**DIRECTIONS FOR THIS TASK**
Count every line of the listing where the string "Output" occurs, and reply with the count alone.

Recorded data:
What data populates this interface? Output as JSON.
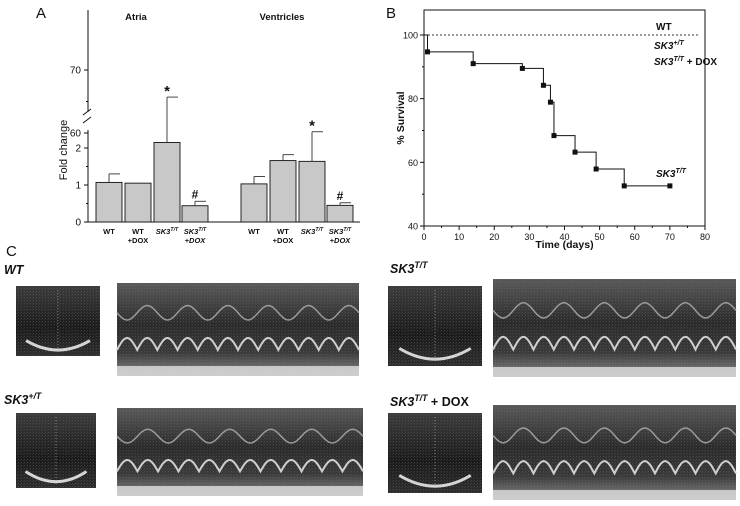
{
  "panels": {
    "a": "A",
    "b": "B",
    "c": "C"
  },
  "chart_data": [
    {
      "type": "bar",
      "panel": "A",
      "ylabel": "Fold change",
      "broken_axis": true,
      "lower_ticks": [
        "0",
        "1",
        "2"
      ],
      "upper_ticks": [
        "60",
        "70"
      ],
      "groups": [
        {
          "name": "Atria",
          "bars": [
            {
              "label": "WT",
              "label2": "",
              "value": 1.07,
              "error": 0.23,
              "mark": ""
            },
            {
              "label": "WT",
              "label2": "+DOX",
              "value": 1.05,
              "error": 0.0,
              "mark": ""
            },
            {
              "label": "SK3",
              "sup": "T/T",
              "label2": "",
              "value": 58.5,
              "error": 7.2,
              "mark": "*"
            },
            {
              "label": "SK3",
              "sup": "T/T",
              "label2": "+DOX",
              "value": 0.44,
              "error": 0.12,
              "mark": "#"
            }
          ]
        },
        {
          "name": "Ventricles",
          "bars": [
            {
              "label": "WT",
              "label2": "",
              "value": 1.03,
              "error": 0.2,
              "mark": ""
            },
            {
              "label": "WT",
              "label2": "+DOX",
              "value": 1.66,
              "error": 0.16,
              "mark": ""
            },
            {
              "label": "SK3",
              "sup": "T/T",
              "label2": "",
              "value": 55.5,
              "error": 4.7,
              "mark": "*"
            },
            {
              "label": "SK3",
              "sup": "T/T",
              "label2": "+DOX",
              "value": 0.45,
              "error": 0.07,
              "mark": "#"
            }
          ]
        }
      ]
    },
    {
      "type": "line",
      "panel": "B",
      "xlabel": "Time (days)",
      "ylabel": "% Survival",
      "xlim": [
        0,
        80
      ],
      "ylim": [
        40,
        100
      ],
      "xticks": [
        0,
        10,
        20,
        30,
        40,
        50,
        60,
        70,
        80
      ],
      "yticks": [
        40,
        60,
        80,
        100
      ],
      "series": [
        {
          "name": "WT",
          "style": "dotted",
          "x": [
            0,
            70
          ],
          "y": [
            100,
            100
          ]
        },
        {
          "name": "SK3",
          "sup": "+/T",
          "style": "dotted",
          "x": [
            0,
            70
          ],
          "y": [
            100,
            100
          ]
        },
        {
          "name": "SK3",
          "sup": "T/T",
          "suffix": " + DOX",
          "style": "dotted",
          "x": [
            0,
            70
          ],
          "y": [
            100,
            100
          ]
        },
        {
          "name": "SK3",
          "sup": "T/T",
          "style": "step",
          "x": [
            1,
            14,
            28,
            34,
            36,
            37,
            43,
            49,
            57,
            70
          ],
          "y": [
            94.7,
            91.0,
            89.5,
            84.2,
            78.9,
            68.4,
            63.2,
            57.9,
            52.6,
            52.6
          ]
        }
      ]
    }
  ],
  "echo_panels": [
    {
      "label": "WT",
      "sup": ""
    },
    {
      "label": "SK3",
      "sup": "T/T"
    },
    {
      "label": "SK3",
      "sup": "+/T"
    },
    {
      "label": "SK3",
      "sup": "T/T",
      "suffix": " + DOX"
    }
  ]
}
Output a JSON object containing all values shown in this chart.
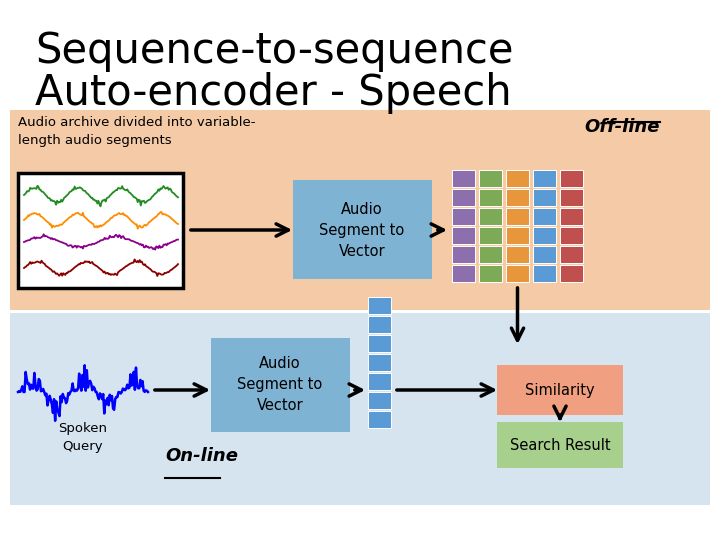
{
  "title_line1": "Sequence-to-sequence",
  "title_line2": "Auto-encoder - Speech",
  "offline_label": "Off-line",
  "online_label": "On-line",
  "offline_bg": "#f5cba7",
  "online_bg": "#d6e4f0",
  "audio_segment_box_color": "#7fb3d3",
  "similarity_box_color": "#f0a080",
  "search_result_box_color": "#a8d08d",
  "archive_text": "Audio archive divided into variable-\nlength audio segments",
  "spoken_query_text": "Spoken\nQuery",
  "audio_seg_vec_text": "Audio\nSegment to\nVector",
  "similarity_text": "Similarity",
  "search_result_text": "Search Result",
  "vector_colors_offline": [
    "#8e6fad",
    "#7daa57",
    "#e8963c",
    "#5b9bd5",
    "#c0504d"
  ],
  "vector_color_online": "#5b9bd5",
  "background": "#ffffff"
}
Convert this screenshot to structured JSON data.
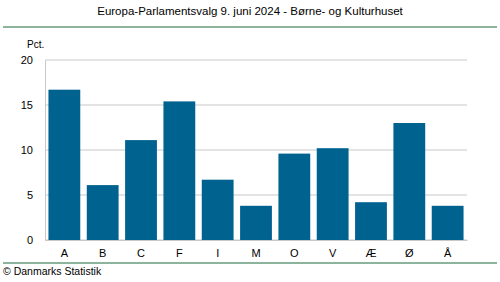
{
  "chart_data": {
    "type": "bar",
    "title": "Europa-Parlamentsvalg 9. juni 2024 - Børne- og Kulturhuset",
    "y_label": "Pct.",
    "source": "© Danmarks Statistik",
    "categories": [
      "A",
      "B",
      "C",
      "F",
      "I",
      "M",
      "O",
      "V",
      "Æ",
      "Ø",
      "Å"
    ],
    "values": [
      16.7,
      6.1,
      11.1,
      15.4,
      6.7,
      3.8,
      9.6,
      10.2,
      4.2,
      13.0,
      3.8
    ],
    "color": "#00628f",
    "ylim": [
      0,
      20
    ],
    "yticks": [
      0,
      5,
      10,
      15,
      20
    ],
    "grid": true
  }
}
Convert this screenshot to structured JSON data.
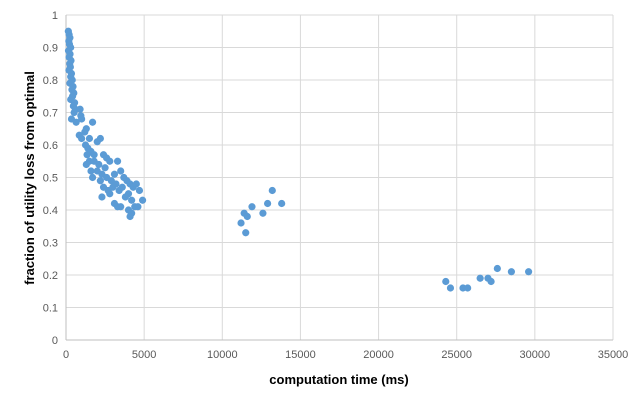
{
  "chart_data": {
    "type": "scatter",
    "title": "",
    "xlabel": "computation time (ms)",
    "ylabel": "fraction of utility loss from optimal",
    "xlim": [
      0,
      35000
    ],
    "ylim": [
      0,
      1
    ],
    "x_ticks": [
      0,
      5000,
      10000,
      15000,
      20000,
      25000,
      30000,
      35000
    ],
    "y_ticks": [
      0,
      0.1,
      0.2,
      0.3,
      0.4,
      0.5,
      0.6,
      0.7,
      0.8,
      0.9,
      1
    ],
    "grid": true,
    "legend": "none",
    "marker_color": "#5B9BD5",
    "series": [
      {
        "points": [
          [
            150,
            0.95
          ],
          [
            200,
            0.94
          ],
          [
            250,
            0.93
          ],
          [
            180,
            0.92
          ],
          [
            220,
            0.91
          ],
          [
            300,
            0.9
          ],
          [
            160,
            0.89
          ],
          [
            260,
            0.88
          ],
          [
            200,
            0.87
          ],
          [
            320,
            0.86
          ],
          [
            240,
            0.85
          ],
          [
            280,
            0.84
          ],
          [
            190,
            0.83
          ],
          [
            350,
            0.82
          ],
          [
            300,
            0.81
          ],
          [
            400,
            0.8
          ],
          [
            250,
            0.79
          ],
          [
            450,
            0.78
          ],
          [
            380,
            0.77
          ],
          [
            500,
            0.76
          ],
          [
            420,
            0.75
          ],
          [
            300,
            0.74
          ],
          [
            550,
            0.73
          ],
          [
            470,
            0.72
          ],
          [
            600,
            0.71
          ],
          [
            520,
            0.7
          ],
          [
            350,
            0.68
          ],
          [
            650,
            0.67
          ],
          [
            900,
            0.71
          ],
          [
            950,
            0.69
          ],
          [
            1000,
            0.68
          ],
          [
            850,
            0.63
          ],
          [
            1000,
            0.62
          ],
          [
            1300,
            0.65
          ],
          [
            1200,
            0.64
          ],
          [
            1500,
            0.62
          ],
          [
            1250,
            0.6
          ],
          [
            1400,
            0.59
          ],
          [
            1700,
            0.67
          ],
          [
            1600,
            0.58
          ],
          [
            1800,
            0.57
          ],
          [
            1350,
            0.57
          ],
          [
            2000,
            0.61
          ],
          [
            2200,
            0.62
          ],
          [
            2400,
            0.57
          ],
          [
            1500,
            0.55
          ],
          [
            1800,
            0.55
          ],
          [
            2100,
            0.54
          ],
          [
            2600,
            0.56
          ],
          [
            2800,
            0.55
          ],
          [
            1300,
            0.54
          ],
          [
            1600,
            0.52
          ],
          [
            2000,
            0.52
          ],
          [
            2300,
            0.51
          ],
          [
            2500,
            0.53
          ],
          [
            1700,
            0.5
          ],
          [
            2200,
            0.49
          ],
          [
            2600,
            0.5
          ],
          [
            2900,
            0.49
          ],
          [
            3100,
            0.51
          ],
          [
            3300,
            0.55
          ],
          [
            3500,
            0.52
          ],
          [
            2400,
            0.47
          ],
          [
            2700,
            0.46
          ],
          [
            3000,
            0.47
          ],
          [
            3200,
            0.48
          ],
          [
            3400,
            0.46
          ],
          [
            3700,
            0.5
          ],
          [
            3900,
            0.49
          ],
          [
            4100,
            0.48
          ],
          [
            2300,
            0.44
          ],
          [
            2800,
            0.45
          ],
          [
            3600,
            0.47
          ],
          [
            4300,
            0.47
          ],
          [
            4500,
            0.48
          ],
          [
            4700,
            0.46
          ],
          [
            4000,
            0.45
          ],
          [
            3800,
            0.44
          ],
          [
            4200,
            0.43
          ],
          [
            4900,
            0.43
          ],
          [
            3100,
            0.42
          ],
          [
            3300,
            0.41
          ],
          [
            3500,
            0.41
          ],
          [
            4000,
            0.4
          ],
          [
            4200,
            0.39
          ],
          [
            4400,
            0.41
          ],
          [
            4600,
            0.41
          ],
          [
            4100,
            0.38
          ],
          [
            11200,
            0.36
          ],
          [
            11400,
            0.39
          ],
          [
            11600,
            0.38
          ],
          [
            11500,
            0.33
          ],
          [
            11900,
            0.41
          ],
          [
            12600,
            0.39
          ],
          [
            12900,
            0.42
          ],
          [
            13200,
            0.46
          ],
          [
            13800,
            0.42
          ],
          [
            24300,
            0.18
          ],
          [
            24600,
            0.16
          ],
          [
            25400,
            0.16
          ],
          [
            25700,
            0.16
          ],
          [
            26500,
            0.19
          ],
          [
            27000,
            0.19
          ],
          [
            27200,
            0.18
          ],
          [
            27600,
            0.22
          ],
          [
            28500,
            0.21
          ],
          [
            29600,
            0.21
          ]
        ]
      }
    ]
  }
}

**THE COMPLETED TASK**
2